• _Problem requirements_
Pull every line containing "page" out of the material below.
** Start Stored data **
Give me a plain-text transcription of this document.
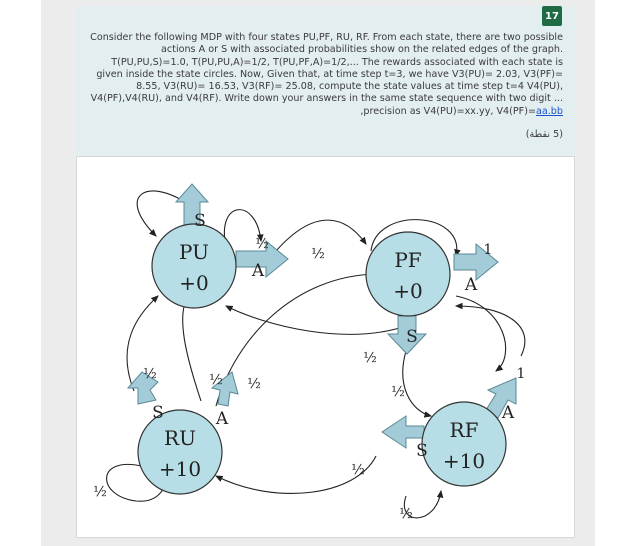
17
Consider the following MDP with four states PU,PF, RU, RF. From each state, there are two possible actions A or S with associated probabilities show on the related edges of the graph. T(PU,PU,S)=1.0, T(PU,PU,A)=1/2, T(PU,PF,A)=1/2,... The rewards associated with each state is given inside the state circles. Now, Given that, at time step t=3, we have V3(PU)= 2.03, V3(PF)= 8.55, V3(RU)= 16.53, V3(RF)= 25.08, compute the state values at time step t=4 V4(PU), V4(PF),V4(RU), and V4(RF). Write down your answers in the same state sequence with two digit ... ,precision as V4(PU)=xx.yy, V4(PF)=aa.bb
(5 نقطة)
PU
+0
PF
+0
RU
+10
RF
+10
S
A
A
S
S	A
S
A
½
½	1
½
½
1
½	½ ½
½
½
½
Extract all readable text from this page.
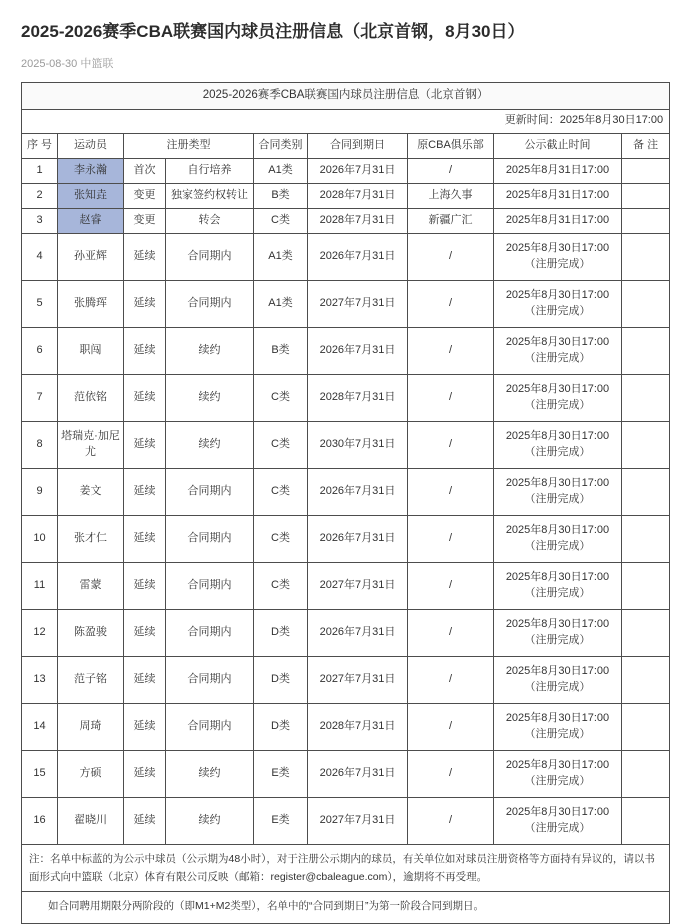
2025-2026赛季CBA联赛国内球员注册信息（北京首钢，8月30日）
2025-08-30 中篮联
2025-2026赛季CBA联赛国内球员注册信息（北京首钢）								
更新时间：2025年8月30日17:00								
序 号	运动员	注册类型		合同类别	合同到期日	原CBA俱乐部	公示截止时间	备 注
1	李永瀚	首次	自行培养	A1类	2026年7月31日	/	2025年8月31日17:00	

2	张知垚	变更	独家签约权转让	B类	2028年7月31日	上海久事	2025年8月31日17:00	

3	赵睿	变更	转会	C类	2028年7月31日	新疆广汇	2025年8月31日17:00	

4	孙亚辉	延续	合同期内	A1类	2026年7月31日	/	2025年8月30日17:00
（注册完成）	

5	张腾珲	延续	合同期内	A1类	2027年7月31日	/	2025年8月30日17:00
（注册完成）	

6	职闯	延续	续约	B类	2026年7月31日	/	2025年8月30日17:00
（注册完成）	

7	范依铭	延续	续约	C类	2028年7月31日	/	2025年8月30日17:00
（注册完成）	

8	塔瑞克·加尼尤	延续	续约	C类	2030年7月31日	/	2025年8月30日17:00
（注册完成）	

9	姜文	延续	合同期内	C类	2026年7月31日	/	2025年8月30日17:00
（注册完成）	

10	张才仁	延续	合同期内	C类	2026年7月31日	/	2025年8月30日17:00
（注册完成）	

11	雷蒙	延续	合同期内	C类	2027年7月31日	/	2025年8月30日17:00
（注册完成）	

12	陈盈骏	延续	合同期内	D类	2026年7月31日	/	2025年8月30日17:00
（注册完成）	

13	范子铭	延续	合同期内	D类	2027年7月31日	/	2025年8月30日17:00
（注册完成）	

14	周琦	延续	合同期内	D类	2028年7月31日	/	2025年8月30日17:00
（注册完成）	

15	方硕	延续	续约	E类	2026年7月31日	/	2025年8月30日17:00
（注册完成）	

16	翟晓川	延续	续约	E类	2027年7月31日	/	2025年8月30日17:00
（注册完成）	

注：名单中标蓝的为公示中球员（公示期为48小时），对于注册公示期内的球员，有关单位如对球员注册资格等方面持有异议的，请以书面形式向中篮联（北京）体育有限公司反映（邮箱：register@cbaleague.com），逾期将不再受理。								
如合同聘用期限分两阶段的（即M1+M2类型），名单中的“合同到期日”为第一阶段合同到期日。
** End Stored data **
** Start Stored data **
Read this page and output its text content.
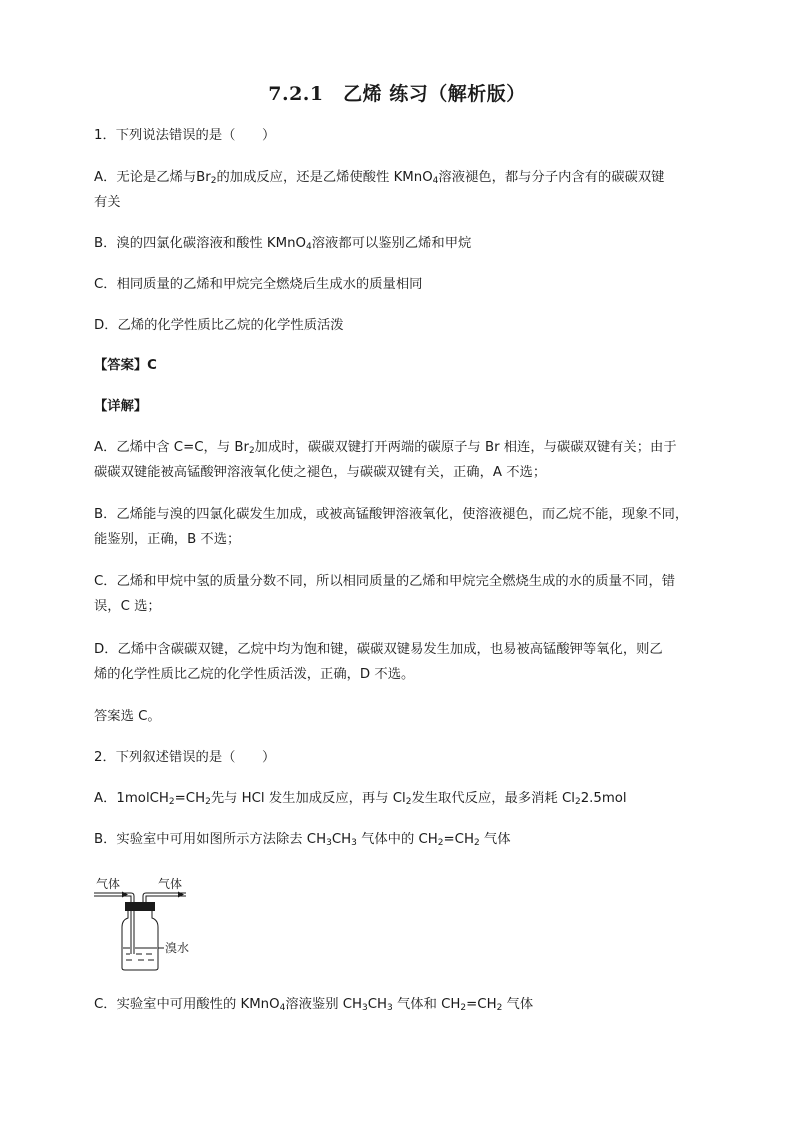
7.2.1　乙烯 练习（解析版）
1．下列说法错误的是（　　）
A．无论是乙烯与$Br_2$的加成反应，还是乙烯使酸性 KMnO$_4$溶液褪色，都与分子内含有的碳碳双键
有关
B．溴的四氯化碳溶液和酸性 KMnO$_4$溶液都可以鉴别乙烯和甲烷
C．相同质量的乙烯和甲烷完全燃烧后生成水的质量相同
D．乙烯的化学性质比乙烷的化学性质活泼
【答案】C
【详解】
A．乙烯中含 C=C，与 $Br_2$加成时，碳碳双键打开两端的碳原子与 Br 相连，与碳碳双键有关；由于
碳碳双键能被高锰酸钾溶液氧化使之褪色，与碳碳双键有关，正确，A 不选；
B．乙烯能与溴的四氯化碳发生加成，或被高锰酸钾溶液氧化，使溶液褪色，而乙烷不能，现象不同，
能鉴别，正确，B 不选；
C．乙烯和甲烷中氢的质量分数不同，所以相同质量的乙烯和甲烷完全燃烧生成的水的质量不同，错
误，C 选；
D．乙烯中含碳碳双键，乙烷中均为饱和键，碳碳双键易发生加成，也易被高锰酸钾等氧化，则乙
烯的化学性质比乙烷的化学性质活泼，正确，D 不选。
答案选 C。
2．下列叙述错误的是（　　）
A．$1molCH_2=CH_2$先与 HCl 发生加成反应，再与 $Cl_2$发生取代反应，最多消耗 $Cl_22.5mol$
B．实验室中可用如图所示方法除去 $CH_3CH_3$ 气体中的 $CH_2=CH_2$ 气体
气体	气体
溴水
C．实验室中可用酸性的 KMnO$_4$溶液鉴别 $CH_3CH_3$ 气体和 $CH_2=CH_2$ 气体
** End Stored data **
** Start Stored data **
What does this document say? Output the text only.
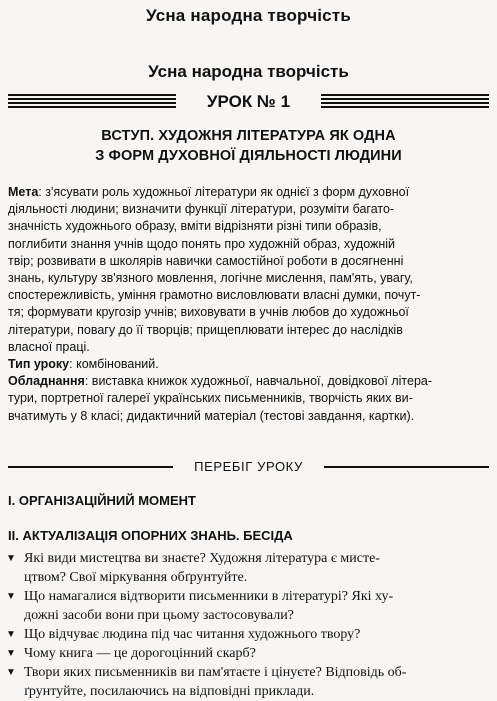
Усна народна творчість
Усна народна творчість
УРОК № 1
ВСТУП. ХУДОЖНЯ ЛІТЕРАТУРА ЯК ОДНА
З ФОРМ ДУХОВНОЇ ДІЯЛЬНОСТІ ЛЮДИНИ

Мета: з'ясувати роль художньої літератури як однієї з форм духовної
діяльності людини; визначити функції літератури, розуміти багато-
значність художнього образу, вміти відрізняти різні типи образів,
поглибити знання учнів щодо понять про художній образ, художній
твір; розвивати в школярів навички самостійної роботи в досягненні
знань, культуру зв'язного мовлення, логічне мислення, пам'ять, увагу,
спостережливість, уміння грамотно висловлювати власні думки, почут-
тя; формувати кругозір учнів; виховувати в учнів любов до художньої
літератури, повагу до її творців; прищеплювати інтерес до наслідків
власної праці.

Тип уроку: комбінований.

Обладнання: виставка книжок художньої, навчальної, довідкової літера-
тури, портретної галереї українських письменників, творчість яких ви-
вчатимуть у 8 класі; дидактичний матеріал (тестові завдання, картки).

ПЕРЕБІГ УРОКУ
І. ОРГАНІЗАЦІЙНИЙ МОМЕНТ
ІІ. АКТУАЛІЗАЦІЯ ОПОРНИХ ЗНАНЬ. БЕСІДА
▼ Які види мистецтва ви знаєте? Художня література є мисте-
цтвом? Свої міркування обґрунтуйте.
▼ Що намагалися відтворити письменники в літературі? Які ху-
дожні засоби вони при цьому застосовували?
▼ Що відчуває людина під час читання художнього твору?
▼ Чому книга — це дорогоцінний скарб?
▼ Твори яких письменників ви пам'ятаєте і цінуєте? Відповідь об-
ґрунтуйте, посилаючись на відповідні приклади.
** End Stored data **
• _Answer for this exercise_
Extract all readable text from this page.
Read this page and output its text content.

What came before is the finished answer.